Excerpt from a dataset:
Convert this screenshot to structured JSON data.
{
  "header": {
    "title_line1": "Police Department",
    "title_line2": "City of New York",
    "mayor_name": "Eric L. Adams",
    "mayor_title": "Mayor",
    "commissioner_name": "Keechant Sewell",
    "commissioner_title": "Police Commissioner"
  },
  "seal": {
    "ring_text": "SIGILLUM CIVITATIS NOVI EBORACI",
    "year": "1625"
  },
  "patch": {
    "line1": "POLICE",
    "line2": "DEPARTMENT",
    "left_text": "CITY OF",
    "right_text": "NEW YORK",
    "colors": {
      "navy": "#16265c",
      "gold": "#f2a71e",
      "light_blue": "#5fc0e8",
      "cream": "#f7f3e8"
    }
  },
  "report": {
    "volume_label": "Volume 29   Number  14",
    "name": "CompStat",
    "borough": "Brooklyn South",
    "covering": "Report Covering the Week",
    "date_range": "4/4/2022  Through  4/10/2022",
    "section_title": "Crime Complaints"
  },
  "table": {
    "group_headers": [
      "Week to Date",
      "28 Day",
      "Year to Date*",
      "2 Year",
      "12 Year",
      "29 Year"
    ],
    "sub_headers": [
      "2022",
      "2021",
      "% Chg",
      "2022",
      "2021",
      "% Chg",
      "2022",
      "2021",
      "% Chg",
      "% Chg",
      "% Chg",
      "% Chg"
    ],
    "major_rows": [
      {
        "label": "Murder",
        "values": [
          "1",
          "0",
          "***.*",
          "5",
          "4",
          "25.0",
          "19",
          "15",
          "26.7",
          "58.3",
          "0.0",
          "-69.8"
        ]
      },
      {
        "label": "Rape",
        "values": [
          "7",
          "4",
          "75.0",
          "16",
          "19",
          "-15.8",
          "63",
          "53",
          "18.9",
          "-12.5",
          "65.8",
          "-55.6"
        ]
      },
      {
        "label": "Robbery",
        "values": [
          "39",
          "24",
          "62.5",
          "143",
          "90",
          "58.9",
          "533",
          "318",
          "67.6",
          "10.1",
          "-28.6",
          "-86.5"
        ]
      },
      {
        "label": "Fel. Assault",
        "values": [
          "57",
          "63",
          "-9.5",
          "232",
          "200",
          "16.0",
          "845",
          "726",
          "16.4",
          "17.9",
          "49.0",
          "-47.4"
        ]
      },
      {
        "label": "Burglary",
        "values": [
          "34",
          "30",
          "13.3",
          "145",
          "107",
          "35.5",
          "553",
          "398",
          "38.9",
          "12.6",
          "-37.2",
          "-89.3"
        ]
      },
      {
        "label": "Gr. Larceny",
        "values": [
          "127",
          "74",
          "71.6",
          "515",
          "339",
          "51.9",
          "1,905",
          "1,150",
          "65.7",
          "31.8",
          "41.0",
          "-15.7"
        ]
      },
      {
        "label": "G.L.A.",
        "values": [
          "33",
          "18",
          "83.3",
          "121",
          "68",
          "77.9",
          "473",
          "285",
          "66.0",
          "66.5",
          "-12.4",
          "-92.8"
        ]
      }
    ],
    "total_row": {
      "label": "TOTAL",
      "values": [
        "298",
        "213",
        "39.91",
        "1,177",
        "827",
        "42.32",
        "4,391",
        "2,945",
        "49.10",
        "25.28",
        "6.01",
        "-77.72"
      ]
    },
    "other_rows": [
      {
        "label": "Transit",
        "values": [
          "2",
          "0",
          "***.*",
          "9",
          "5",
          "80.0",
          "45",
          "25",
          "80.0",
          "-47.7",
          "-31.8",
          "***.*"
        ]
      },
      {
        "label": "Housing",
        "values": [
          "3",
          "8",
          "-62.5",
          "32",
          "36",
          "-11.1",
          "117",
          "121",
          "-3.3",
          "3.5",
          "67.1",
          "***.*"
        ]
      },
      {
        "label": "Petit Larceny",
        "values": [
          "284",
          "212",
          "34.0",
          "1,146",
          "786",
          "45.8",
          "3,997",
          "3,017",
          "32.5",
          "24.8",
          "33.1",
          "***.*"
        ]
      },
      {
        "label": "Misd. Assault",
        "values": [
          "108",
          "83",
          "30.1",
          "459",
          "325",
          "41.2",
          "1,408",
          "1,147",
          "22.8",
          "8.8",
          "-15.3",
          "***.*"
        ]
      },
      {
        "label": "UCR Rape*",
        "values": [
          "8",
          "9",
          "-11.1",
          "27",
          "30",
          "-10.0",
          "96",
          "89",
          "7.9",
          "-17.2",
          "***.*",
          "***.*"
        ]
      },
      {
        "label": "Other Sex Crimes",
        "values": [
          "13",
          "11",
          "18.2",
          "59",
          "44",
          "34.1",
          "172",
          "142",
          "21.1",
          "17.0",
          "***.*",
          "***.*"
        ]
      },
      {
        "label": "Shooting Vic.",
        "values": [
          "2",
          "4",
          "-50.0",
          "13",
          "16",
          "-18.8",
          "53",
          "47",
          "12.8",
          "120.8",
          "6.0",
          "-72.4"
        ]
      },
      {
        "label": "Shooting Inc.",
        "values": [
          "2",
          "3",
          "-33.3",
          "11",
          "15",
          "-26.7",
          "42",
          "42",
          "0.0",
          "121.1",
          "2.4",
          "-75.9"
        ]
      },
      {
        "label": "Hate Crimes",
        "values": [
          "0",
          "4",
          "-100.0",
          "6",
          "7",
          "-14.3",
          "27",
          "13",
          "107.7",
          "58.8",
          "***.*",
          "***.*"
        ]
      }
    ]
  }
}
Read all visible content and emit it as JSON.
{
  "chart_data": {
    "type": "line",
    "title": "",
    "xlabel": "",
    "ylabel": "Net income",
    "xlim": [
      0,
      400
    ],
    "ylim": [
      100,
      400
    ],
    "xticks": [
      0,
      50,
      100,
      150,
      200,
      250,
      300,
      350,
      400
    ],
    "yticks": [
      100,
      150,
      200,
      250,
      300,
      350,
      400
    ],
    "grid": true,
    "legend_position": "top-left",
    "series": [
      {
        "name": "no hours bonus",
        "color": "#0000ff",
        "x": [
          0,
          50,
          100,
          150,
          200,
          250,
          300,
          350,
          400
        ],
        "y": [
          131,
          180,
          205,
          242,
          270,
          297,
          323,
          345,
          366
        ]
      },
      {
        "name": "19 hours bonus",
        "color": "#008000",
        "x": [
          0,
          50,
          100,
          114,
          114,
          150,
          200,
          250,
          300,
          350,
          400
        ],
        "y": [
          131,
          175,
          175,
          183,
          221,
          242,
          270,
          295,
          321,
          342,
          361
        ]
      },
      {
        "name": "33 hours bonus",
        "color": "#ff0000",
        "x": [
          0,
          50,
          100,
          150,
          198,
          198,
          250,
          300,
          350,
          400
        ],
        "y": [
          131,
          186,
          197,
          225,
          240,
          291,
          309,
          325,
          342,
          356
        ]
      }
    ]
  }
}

Given exercise. Return each line of the data exactly as written above.

Answer.
Convert this screenshot to structured JSON data.
{
  "header": {
    "title_line1": "Police Department",
    "title_line2": "City of New York",
    "mayor_name": "Eric L. Adams",
    "mayor_title": "Mayor",
    "commissioner_name": "Keechant Sewell",
    "commissioner_title": "Police Commissioner"
  },
  "seal": {
    "ring_text": "SIGILLUM CIVITATIS NOVI EBORACI",
    "year": "1625"
  },
  "patch": {
    "line1": "POLICE",
    "line2": "DEPARTMENT",
    "left_text": "CITY OF",
    "right_text": "NEW YORK",
    "colors": {
      "navy": "#16265c",
      "gold": "#f2a71e",
      "light_blue": "#5fc0e8",
      "cream": "#f7f3e8"
    }
  },
  "report": {
    "volume_label": "Volume 29   Number  14",
    "name": "CompStat",
    "borough": "Brooklyn South",
    "covering": "Report Covering the Week",
    "date_range": "4/4/2022  Through  4/10/2022",
    "section_title": "Crime Complaints"
  },
  "table": {
    "group_headers": [
      "Week to Date",
      "28 Day",
      "Year to Date*",
      "2 Year",
      "12 Year",
      "29 Year"
    ],
    "sub_headers": [
      "2022",
      "2021",
      "% Chg",
      "2022",
      "2021",
      "% Chg",
      "2022",
      "2021",
      "% Chg",
      "% Chg",
      "% Chg",
      "% Chg"
    ],
    "major_rows": [
      {
        "label": "Murder",
        "values": [
          "1",
          "0",
          "***.*",
          "5",
          "4",
          "25.0",
          "19",
          "15",
          "26.7",
          "58.3",
          "0.0",
          "-69.8"
        ]
      },
      {
        "label": "Rape",
        "values": [
          "7",
          "4",
          "75.0",
          "16",
          "19",
          "-15.8",
          "63",
          "53",
          "18.9",
          "-12.5",
          "65.8",
          "-55.6"
        ]
      },
      {
        "label": "Robbery",
        "values": [
          "39",
          "24",
          "62.5",
          "143",
          "90",
          "58.9",
          "533",
          "318",
          "67.6",
          "10.1",
          "-28.6",
          "-86.5"
        ]
      },
      {
        "label": "Fel. Assault",
        "values": [
          "57",
          "63",
          "-9.5",
          "232",
          "200",
          "16.0",
          "845",
          "726",
          "16.4",
          "17.9",
          "49.0",
          "-47.4"
        ]
      },
      {
        "label": "Burglary",
        "values": [
          "34",
          "30",
          "13.3",
          "145",
          "107",
          "35.5",
          "553",
          "398",
          "38.9",
          "12.6",
          "-37.2",
          "-89.3"
        ]
      },
      {
        "label": "Gr. Larceny",
        "values": [
          "127",
          "74",
          "71.6",
          "515",
          "339",
          "51.9",
          "1,905",
          "1,150",
          "65.7",
          "31.8",
          "41.0",
          "-15.7"
        ]
      },
      {
        "label": "G.L.A.",
        "values": [
          "33",
          "18",
          "83.3",
          "121",
          "68",
          "77.9",
          "473",
          "285",
          "66.0",
          "66.5",
          "-12.4",
          "-92.8"
        ]
      }
    ],
    "total_row": {
      "label": "TOTAL",
      "values": [
        "298",
        "213",
        "39.91",
        "1,177",
        "827",
        "42.32",
        "4,391",
        "2,945",
        "49.10",
        "25.28",
        "6.01",
        "-77.72"
      ]
    },
    "other_rows": [
      {
        "label": "Transit",
        "values": [
          "2",
          "0",
          "***.*",
          "9",
          "5",
          "80.0",
          "45",
          "25",
          "80.0",
          "-47.7",
          "-31.8",
          "***.*"
        ]
      },
      {
        "label": "Housing",
        "values": [
          "3",
          "8",
          "-62.5",
          "32",
          "36",
          "-11.1",
          "117",
          "121",
          "-3.3",
          "3.5",
          "67.1",
          "***.*"
        ]
      },
      {
        "label": "Petit Larceny",
        "values": [
          "284",
          "212",
          "34.0",
          "1,146",
          "786",
          "45.8",
          "3,997",
          "3,017",
          "32.5",
          "24.8",
          "33.1",
          "***.*"
        ]
      },
      {
        "label": "Misd. Assault",
        "values": [
          "108",
          "83",
          "30.1",
          "459",
          "325",
          "41.2",
          "1,408",
          "1,147",
          "22.8",
          "8.8",
          "-15.3",
          "***.*"
        ]
      },
      {
        "label": "UCR Rape*",
        "values": [
          "8",
          "9",
          "-11.1",
          "27",
          "30",
          "-10.0",
          "96",
          "89",
          "7.9",
          "-17.2",
          "***.*",
          "***.*"
        ]
      },
      {
        "label": "Other Sex Crimes",
        "values": [
          "13",
          "11",
          "18.2",
          "59",
          "44",
          "34.1",
          "172",
          "142",
          "21.1",
          "17.0",
          "***.*",
          "***.*"
        ]
      },
      {
        "label": "Shooting Vic.",
        "values": [
          "2",
          "4",
          "-50.0",
          "13",
          "16",
          "-18.8",
          "53",
          "47",
          "12.8",
          "120.8",
          "6.0",
          "-72.4"
        ]
      },
      {
        "label": "Shooting Inc.",
        "values": [
          "2",
          "3",
          "-33.3",
          "11",
          "15",
          "-26.7",
          "42",
          "42",
          "0.0",
          "121.1",
          "2.4",
          "-75.9"
        ]
      },
      {
        "label": "Hate Crimes",
        "values": [
          "0",
          "4",
          "-100.0",
          "6",
          "7",
          "-14.3",
          "27",
          "13",
          "107.7",
          "58.8",
          "***.*",
          "***.*"
        ]
      }
    ]
  }
}
Read all visible content and emit it as JSON.
{
  "chart_data": {
    "type": "line",
    "title": "",
    "xlabel": "",
    "ylabel": "Net income",
    "xlim": [
      0,
      400
    ],
    "ylim": [
      100,
      400
    ],
    "xticks": [
      0,
      50,
      100,
      150,
      200,
      250,
      300,
      350,
      400
    ],
    "yticks": [
      100,
      150,
      200,
      250,
      300,
      350,
      400
    ],
    "grid": true,
    "legend_position": "top-left",
    "series": [
      {
        "name": "no hours bonus",
        "color": "#0000ff",
        "x": [
          0,
          50,
          100,
          150,
          200,
          250,
          300,
          350,
          400
        ],
        "y": [
          131,
          180,
          205,
          242,
          270,
          297,
          323,
          345,
          366
        ]
      },
      {
        "name": "19 hours bonus",
        "color": "#008000",
        "x": [
          0,
          50,
          100,
          114,
          114,
          150,
          200,
          250,
          300,
          350,
          400
        ],
        "y": [
          131,
          175,
          175,
          183,
          221,
          242,
          270,
          295,
          321,
          342,
          361
        ]
      },
      {
        "name": "33 hours bonus",
        "color": "#ff0000",
        "x": [
          0,
          50,
          100,
          150,
          198,
          198,
          250,
          300,
          350,
          400
        ],
        "y": [
          131,
          186,
          197,
          225,
          240,
          291,
          309,
          325,
          342,
          356
        ]
      }
    ]
  }
}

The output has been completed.